**YOUR GOAL**
Every line below is to be copied exactly, with the pictures left out.

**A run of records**
───

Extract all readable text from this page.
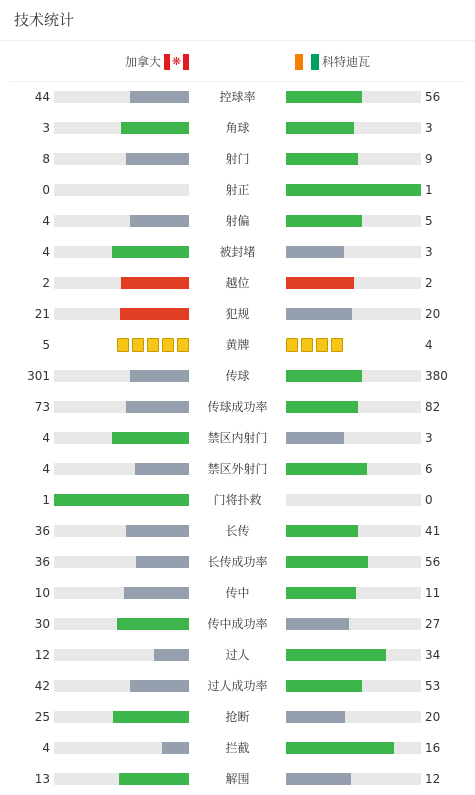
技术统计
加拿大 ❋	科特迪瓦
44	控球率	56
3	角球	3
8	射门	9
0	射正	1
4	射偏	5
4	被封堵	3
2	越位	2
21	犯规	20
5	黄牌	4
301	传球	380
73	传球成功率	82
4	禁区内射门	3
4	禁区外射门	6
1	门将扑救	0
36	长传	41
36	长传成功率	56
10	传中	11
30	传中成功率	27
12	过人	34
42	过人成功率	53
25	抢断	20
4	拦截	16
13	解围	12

───

**FULL ANSWER**
Extract all readable text from this page.
技术统计
加拿大 ❋	科特迪瓦
44	控球率	56
3	角球	3
8	射门	9
0	射正	1
4	射偏	5
4	被封堵	3
2	越位	2
21	犯规	20
5	黄牌	4
301	传球	380
73	传球成功率	82
4	禁区内射门	3
4	禁区外射门	6
1	门将扑救	0
36	长传	41
36	长传成功率	56
10	传中	11
30	传中成功率	27
12	过人	34
42	过人成功率	53
25	抢断	20
4	拦截	16
13	解围	12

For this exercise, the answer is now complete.